_Exercise description_.
Provide an exact transcription of all the records.

_Given records_.
/---

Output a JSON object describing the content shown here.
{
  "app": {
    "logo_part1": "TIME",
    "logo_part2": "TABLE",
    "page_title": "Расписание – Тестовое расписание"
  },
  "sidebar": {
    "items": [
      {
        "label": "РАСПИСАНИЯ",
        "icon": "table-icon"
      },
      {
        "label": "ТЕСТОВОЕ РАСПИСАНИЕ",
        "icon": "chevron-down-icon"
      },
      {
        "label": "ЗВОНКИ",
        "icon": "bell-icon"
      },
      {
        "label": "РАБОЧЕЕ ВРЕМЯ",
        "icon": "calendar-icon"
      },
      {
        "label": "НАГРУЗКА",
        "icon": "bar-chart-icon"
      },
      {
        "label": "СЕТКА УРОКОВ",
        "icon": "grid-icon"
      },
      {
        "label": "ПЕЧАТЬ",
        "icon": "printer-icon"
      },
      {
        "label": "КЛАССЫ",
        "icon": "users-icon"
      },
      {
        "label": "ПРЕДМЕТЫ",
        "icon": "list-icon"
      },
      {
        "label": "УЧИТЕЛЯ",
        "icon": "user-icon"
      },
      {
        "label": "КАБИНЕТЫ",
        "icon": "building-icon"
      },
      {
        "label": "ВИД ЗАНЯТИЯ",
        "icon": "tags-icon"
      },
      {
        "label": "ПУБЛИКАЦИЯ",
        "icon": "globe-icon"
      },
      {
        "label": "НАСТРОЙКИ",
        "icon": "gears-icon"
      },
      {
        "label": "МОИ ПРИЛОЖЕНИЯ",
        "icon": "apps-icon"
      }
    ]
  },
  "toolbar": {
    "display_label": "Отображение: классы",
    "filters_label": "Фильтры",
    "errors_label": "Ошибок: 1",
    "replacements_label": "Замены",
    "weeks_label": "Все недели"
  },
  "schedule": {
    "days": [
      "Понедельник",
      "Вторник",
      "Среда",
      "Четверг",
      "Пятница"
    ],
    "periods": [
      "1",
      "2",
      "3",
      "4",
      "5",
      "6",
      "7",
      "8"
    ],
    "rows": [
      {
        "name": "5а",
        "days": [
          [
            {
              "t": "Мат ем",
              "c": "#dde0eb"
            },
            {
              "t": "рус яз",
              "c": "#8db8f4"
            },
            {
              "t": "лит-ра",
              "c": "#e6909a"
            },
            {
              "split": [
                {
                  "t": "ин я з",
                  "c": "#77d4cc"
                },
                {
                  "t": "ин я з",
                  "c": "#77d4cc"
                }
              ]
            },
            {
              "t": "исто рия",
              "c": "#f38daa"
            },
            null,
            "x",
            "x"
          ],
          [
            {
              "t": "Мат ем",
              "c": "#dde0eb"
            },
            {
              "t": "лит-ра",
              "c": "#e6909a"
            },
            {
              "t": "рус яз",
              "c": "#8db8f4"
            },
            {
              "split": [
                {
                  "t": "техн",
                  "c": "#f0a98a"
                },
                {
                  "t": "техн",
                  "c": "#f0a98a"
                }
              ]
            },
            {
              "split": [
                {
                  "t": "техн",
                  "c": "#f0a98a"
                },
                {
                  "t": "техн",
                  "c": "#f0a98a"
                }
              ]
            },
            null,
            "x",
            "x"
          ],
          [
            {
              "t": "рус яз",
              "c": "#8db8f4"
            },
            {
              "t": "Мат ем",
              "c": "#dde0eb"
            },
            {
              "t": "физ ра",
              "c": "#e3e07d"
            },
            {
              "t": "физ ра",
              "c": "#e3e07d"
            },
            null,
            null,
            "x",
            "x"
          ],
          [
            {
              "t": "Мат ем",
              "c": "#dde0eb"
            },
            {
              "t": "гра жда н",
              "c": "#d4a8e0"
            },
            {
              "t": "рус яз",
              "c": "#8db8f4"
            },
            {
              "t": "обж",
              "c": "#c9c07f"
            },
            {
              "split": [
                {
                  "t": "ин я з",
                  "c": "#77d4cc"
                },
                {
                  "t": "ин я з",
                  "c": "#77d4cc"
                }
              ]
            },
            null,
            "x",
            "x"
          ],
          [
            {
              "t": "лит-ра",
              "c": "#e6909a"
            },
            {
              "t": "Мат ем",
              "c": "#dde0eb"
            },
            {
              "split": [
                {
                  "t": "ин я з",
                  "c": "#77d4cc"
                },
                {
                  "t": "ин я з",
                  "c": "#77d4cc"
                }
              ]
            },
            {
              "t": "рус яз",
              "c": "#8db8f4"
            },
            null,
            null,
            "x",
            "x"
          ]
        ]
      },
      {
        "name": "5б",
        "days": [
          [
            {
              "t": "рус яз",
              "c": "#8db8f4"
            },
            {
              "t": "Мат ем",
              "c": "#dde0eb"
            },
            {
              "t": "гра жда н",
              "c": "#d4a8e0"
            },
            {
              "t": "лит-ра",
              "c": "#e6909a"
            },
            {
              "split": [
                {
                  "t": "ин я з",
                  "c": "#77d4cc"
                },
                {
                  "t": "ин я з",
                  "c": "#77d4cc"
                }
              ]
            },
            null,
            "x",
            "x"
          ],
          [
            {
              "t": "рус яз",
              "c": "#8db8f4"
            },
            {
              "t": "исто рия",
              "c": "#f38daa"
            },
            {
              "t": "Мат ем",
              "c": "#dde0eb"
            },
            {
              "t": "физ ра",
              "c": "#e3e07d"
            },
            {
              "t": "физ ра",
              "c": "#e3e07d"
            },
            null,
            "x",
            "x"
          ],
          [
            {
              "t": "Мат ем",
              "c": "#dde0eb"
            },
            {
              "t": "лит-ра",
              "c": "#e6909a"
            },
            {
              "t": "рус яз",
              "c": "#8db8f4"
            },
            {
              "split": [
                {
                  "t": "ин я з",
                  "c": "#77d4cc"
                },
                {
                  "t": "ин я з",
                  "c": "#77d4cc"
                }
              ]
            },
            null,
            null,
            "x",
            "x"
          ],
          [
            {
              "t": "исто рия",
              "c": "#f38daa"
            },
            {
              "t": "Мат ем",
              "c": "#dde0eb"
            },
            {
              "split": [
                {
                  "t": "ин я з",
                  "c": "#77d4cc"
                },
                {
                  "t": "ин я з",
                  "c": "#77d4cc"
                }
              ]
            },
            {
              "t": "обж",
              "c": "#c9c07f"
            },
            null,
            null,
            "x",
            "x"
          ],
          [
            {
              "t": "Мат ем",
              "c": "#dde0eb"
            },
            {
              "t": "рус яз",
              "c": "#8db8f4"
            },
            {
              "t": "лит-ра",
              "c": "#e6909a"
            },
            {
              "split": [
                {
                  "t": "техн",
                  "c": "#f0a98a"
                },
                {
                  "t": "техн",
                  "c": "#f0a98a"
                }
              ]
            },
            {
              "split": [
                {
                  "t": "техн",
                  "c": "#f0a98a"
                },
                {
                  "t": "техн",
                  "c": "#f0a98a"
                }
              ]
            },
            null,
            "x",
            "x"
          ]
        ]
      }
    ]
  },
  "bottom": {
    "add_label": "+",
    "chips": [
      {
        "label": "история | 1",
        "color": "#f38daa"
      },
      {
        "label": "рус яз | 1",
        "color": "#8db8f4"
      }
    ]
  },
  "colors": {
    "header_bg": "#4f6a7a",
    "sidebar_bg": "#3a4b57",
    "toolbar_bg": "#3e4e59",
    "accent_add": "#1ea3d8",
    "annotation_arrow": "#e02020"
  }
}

\---

_Solution for this exercise_.
Output a JSON object describing the content shown here.
{
  "app": {
    "logo_part1": "TIME",
    "logo_part2": "TABLE",
    "page_title": "Расписание – Тестовое расписание"
  },
  "sidebar": {
    "items": [
      {
        "label": "РАСПИСАНИЯ",
        "icon": "table-icon"
      },
      {
        "label": "ТЕСТОВОЕ РАСПИСАНИЕ",
        "icon": "chevron-down-icon"
      },
      {
        "label": "ЗВОНКИ",
        "icon": "bell-icon"
      },
      {
        "label": "РАБОЧЕЕ ВРЕМЯ",
        "icon": "calendar-icon"
      },
      {
        "label": "НАГРУЗКА",
        "icon": "bar-chart-icon"
      },
      {
        "label": "СЕТКА УРОКОВ",
        "icon": "grid-icon"
      },
      {
        "label": "ПЕЧАТЬ",
        "icon": "printer-icon"
      },
      {
        "label": "КЛАССЫ",
        "icon": "users-icon"
      },
      {
        "label": "ПРЕДМЕТЫ",
        "icon": "list-icon"
      },
      {
        "label": "УЧИТЕЛЯ",
        "icon": "user-icon"
      },
      {
        "label": "КАБИНЕТЫ",
        "icon": "building-icon"
      },
      {
        "label": "ВИД ЗАНЯТИЯ",
        "icon": "tags-icon"
      },
      {
        "label": "ПУБЛИКАЦИЯ",
        "icon": "globe-icon"
      },
      {
        "label": "НАСТРОЙКИ",
        "icon": "gears-icon"
      },
      {
        "label": "МОИ ПРИЛОЖЕНИЯ",
        "icon": "apps-icon"
      }
    ]
  },
  "toolbar": {
    "display_label": "Отображение: классы",
    "filters_label": "Фильтры",
    "errors_label": "Ошибок: 1",
    "replacements_label": "Замены",
    "weeks_label": "Все недели"
  },
  "schedule": {
    "days": [
      "Понедельник",
      "Вторник",
      "Среда",
      "Четверг",
      "Пятница"
    ],
    "periods": [
      "1",
      "2",
      "3",
      "4",
      "5",
      "6",
      "7",
      "8"
    ],
    "rows": [
      {
        "name": "5а",
        "days": [
          [
            {
              "t": "Мат ем",
              "c": "#dde0eb"
            },
            {
              "t": "рус яз",
              "c": "#8db8f4"
            },
            {
              "t": "лит-ра",
              "c": "#e6909a"
            },
            {
              "split": [
                {
                  "t": "ин я з",
                  "c": "#77d4cc"
                },
                {
                  "t": "ин я з",
                  "c": "#77d4cc"
                }
              ]
            },
            {
              "t": "исто рия",
              "c": "#f38daa"
            },
            null,
            "x",
            "x"
          ],
          [
            {
              "t": "Мат ем",
              "c": "#dde0eb"
            },
            {
              "t": "лит-ра",
              "c": "#e6909a"
            },
            {
              "t": "рус яз",
              "c": "#8db8f4"
            },
            {
              "split": [
                {
                  "t": "техн",
                  "c": "#f0a98a"
                },
                {
                  "t": "техн",
                  "c": "#f0a98a"
                }
              ]
            },
            {
              "split": [
                {
                  "t": "техн",
                  "c": "#f0a98a"
                },
                {
                  "t": "техн",
                  "c": "#f0a98a"
                }
              ]
            },
            null,
            "x",
            "x"
          ],
          [
            {
              "t": "рус яз",
              "c": "#8db8f4"
            },
            {
              "t": "Мат ем",
              "c": "#dde0eb"
            },
            {
              "t": "физ ра",
              "c": "#e3e07d"
            },
            {
              "t": "физ ра",
              "c": "#e3e07d"
            },
            null,
            null,
            "x",
            "x"
          ],
          [
            {
              "t": "Мат ем",
              "c": "#dde0eb"
            },
            {
              "t": "гра жда н",
              "c": "#d4a8e0"
            },
            {
              "t": "рус яз",
              "c": "#8db8f4"
            },
            {
              "t": "обж",
              "c": "#c9c07f"
            },
            {
              "split": [
                {
                  "t": "ин я з",
                  "c": "#77d4cc"
                },
                {
                  "t": "ин я з",
                  "c": "#77d4cc"
                }
              ]
            },
            null,
            "x",
            "x"
          ],
          [
            {
              "t": "лит-ра",
              "c": "#e6909a"
            },
            {
              "t": "Мат ем",
              "c": "#dde0eb"
            },
            {
              "split": [
                {
                  "t": "ин я з",
                  "c": "#77d4cc"
                },
                {
                  "t": "ин я з",
                  "c": "#77d4cc"
                }
              ]
            },
            {
              "t": "рус яз",
              "c": "#8db8f4"
            },
            null,
            null,
            "x",
            "x"
          ]
        ]
      },
      {
        "name": "5б",
        "days": [
          [
            {
              "t": "рус яз",
              "c": "#8db8f4"
            },
            {
              "t": "Мат ем",
              "c": "#dde0eb"
            },
            {
              "t": "гра жда н",
              "c": "#d4a8e0"
            },
            {
              "t": "лит-ра",
              "c": "#e6909a"
            },
            {
              "split": [
                {
                  "t": "ин я з",
                  "c": "#77d4cc"
                },
                {
                  "t": "ин я з",
                  "c": "#77d4cc"
                }
              ]
            },
            null,
            "x",
            "x"
          ],
          [
            {
              "t": "рус яз",
              "c": "#8db8f4"
            },
            {
              "t": "исто рия",
              "c": "#f38daa"
            },
            {
              "t": "Мат ем",
              "c": "#dde0eb"
            },
            {
              "t": "физ ра",
              "c": "#e3e07d"
            },
            {
              "t": "физ ра",
              "c": "#e3e07d"
            },
            null,
            "x",
            "x"
          ],
          [
            {
              "t": "Мат ем",
              "c": "#dde0eb"
            },
            {
              "t": "лит-ра",
              "c": "#e6909a"
            },
            {
              "t": "рус яз",
              "c": "#8db8f4"
            },
            {
              "split": [
                {
                  "t": "ин я з",
                  "c": "#77d4cc"
                },
                {
                  "t": "ин я з",
                  "c": "#77d4cc"
                }
              ]
            },
            null,
            null,
            "x",
            "x"
          ],
          [
            {
              "t": "исто рия",
              "c": "#f38daa"
            },
            {
              "t": "Мат ем",
              "c": "#dde0eb"
            },
            {
              "split": [
                {
                  "t": "ин я з",
                  "c": "#77d4cc"
                },
                {
                  "t": "ин я з",
                  "c": "#77d4cc"
                }
              ]
            },
            {
              "t": "обж",
              "c": "#c9c07f"
            },
            null,
            null,
            "x",
            "x"
          ],
          [
            {
              "t": "Мат ем",
              "c": "#dde0eb"
            },
            {
              "t": "рус яз",
              "c": "#8db8f4"
            },
            {
              "t": "лит-ра",
              "c": "#e6909a"
            },
            {
              "split": [
                {
                  "t": "техн",
                  "c": "#f0a98a"
                },
                {
                  "t": "техн",
                  "c": "#f0a98a"
                }
              ]
            },
            {
              "split": [
                {
                  "t": "техн",
                  "c": "#f0a98a"
                },
                {
                  "t": "техн",
                  "c": "#f0a98a"
                }
              ]
            },
            null,
            "x",
            "x"
          ]
        ]
      }
    ]
  },
  "bottom": {
    "add_label": "+",
    "chips": [
      {
        "label": "история | 1",
        "color": "#f38daa"
      },
      {
        "label": "рус яз | 1",
        "color": "#8db8f4"
      }
    ]
  },
  "colors": {
    "header_bg": "#4f6a7a",
    "sidebar_bg": "#3a4b57",
    "toolbar_bg": "#3e4e59",
    "accent_add": "#1ea3d8",
    "annotation_arrow": "#e02020"
  }
}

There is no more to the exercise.